▶ [Set exercise]:
Your task is to copy every line of the entries that contains "title".

——————

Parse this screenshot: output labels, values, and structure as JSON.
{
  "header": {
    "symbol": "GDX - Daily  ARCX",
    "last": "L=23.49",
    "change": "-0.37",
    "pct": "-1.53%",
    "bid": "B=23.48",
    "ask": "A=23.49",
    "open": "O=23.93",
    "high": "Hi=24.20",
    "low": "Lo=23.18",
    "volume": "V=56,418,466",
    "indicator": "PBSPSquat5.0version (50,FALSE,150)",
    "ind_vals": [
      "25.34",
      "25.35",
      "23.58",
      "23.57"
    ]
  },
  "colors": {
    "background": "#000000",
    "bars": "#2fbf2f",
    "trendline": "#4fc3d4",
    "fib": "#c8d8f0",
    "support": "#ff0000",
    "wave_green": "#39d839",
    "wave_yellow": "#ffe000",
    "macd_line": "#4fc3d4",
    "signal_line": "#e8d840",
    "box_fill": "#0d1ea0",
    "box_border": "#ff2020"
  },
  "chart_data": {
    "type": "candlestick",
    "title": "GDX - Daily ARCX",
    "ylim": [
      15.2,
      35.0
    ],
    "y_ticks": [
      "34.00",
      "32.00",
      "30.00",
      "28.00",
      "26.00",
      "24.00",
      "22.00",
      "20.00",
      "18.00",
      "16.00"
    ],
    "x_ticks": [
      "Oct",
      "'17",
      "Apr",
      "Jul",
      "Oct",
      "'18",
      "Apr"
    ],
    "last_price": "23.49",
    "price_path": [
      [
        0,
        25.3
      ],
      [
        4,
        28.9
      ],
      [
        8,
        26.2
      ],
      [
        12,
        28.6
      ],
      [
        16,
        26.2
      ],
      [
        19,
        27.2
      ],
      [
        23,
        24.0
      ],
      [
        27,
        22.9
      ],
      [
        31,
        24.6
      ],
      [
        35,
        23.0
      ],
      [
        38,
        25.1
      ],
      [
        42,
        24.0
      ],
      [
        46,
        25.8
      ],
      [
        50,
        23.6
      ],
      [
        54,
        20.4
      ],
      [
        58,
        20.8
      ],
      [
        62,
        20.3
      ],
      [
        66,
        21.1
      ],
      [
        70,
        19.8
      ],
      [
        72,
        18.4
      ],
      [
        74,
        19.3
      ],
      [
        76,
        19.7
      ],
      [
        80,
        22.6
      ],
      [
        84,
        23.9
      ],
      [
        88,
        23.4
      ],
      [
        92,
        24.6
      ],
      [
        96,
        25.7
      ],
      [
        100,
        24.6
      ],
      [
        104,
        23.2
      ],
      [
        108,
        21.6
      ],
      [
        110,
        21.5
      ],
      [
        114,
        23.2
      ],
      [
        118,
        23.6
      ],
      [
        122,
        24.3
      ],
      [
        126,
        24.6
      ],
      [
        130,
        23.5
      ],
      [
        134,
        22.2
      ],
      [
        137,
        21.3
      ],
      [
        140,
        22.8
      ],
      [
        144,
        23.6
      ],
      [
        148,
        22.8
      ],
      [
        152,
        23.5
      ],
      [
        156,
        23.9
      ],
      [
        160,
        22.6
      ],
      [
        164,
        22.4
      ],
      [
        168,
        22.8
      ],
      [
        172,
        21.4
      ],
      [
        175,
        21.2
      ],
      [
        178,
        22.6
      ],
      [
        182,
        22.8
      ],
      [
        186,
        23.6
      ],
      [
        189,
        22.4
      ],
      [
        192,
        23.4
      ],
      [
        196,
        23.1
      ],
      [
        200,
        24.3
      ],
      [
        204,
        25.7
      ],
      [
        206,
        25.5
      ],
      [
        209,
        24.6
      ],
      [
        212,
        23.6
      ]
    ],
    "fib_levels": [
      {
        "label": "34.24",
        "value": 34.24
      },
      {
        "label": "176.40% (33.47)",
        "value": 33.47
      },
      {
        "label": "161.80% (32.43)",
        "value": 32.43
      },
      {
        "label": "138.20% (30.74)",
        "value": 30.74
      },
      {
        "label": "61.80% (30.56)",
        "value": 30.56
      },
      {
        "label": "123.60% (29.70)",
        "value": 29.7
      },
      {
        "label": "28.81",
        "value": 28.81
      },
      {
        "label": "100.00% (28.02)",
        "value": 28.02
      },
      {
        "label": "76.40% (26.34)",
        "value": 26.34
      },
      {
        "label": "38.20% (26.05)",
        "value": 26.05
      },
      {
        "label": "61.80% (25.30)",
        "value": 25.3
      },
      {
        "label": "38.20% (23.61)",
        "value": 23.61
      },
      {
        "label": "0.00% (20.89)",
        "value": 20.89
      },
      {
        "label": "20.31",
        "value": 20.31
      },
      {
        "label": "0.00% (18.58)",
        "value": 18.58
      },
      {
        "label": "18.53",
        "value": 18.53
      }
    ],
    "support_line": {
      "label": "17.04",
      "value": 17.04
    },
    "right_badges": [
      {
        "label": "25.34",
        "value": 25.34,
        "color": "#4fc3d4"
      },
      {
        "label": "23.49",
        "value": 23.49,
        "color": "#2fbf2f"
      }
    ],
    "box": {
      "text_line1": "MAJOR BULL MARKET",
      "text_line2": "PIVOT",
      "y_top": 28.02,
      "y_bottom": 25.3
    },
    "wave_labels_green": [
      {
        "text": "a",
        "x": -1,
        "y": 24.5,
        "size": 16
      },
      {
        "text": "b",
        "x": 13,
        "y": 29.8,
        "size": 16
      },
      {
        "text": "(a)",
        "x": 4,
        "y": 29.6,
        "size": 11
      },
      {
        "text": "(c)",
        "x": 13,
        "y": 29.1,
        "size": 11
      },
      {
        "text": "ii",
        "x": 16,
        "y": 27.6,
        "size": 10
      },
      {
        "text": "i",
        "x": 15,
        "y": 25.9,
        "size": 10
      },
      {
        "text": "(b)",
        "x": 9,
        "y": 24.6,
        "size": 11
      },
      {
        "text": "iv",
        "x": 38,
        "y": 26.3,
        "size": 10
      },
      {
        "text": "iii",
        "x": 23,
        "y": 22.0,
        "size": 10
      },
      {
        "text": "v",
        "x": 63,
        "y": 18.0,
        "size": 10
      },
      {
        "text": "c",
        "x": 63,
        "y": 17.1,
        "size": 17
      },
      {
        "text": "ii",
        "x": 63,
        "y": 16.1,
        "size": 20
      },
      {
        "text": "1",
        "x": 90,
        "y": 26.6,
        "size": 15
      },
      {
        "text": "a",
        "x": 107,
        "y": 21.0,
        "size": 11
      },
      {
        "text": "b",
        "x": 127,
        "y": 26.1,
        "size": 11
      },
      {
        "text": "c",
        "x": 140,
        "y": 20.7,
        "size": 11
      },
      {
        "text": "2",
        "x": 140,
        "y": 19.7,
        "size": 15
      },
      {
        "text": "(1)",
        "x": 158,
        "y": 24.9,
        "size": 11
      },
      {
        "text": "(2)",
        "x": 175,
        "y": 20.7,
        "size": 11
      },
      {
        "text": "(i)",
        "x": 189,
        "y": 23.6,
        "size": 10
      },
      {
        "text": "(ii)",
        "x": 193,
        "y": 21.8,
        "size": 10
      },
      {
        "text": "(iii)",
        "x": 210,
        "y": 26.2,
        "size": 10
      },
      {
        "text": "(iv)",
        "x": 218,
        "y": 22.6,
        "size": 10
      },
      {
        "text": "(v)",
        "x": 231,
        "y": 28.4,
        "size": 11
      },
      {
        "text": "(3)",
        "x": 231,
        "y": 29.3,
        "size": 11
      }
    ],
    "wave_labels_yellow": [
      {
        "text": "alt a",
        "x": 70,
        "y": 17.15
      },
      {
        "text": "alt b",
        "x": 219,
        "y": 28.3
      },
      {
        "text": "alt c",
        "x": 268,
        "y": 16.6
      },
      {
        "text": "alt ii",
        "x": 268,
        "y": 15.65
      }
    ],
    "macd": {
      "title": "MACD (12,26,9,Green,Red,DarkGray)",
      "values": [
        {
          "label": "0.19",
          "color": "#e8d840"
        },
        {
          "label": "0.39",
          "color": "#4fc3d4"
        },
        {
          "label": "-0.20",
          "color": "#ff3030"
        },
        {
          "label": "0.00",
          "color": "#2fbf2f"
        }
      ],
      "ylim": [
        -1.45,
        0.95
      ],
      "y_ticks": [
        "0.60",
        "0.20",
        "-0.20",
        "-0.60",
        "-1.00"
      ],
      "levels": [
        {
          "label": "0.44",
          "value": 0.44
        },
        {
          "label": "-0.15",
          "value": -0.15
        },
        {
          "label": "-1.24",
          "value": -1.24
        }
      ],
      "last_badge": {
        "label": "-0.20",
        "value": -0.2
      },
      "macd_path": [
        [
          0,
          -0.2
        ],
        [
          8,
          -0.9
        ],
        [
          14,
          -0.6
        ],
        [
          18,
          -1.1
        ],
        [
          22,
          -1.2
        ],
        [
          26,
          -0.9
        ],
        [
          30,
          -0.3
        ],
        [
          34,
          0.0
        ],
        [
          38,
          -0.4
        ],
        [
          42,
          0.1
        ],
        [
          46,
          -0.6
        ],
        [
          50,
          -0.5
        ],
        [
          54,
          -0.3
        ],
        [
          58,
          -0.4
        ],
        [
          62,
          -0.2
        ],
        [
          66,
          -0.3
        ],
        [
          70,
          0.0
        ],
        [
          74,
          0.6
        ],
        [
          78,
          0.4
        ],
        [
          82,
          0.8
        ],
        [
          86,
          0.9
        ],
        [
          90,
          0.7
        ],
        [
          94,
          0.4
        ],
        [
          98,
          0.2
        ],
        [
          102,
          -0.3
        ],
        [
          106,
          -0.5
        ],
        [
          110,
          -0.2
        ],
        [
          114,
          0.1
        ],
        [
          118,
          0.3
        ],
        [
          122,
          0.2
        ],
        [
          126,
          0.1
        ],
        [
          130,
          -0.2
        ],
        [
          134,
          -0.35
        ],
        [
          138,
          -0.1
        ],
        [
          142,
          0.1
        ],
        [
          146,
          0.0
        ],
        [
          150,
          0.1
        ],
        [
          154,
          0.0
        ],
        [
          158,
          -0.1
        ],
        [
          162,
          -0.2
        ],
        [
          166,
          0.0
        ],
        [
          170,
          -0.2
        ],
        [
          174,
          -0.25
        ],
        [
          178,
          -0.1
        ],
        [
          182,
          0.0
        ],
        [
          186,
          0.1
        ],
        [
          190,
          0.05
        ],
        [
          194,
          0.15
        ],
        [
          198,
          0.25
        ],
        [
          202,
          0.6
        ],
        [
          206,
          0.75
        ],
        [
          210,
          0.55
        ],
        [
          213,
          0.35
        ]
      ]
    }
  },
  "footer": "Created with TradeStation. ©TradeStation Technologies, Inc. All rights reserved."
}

——————

▶ [Task output]:
    "title": "GDX - Daily ARCX",
      "title": "MACD (12,26,9,Green,Red,DarkGray)",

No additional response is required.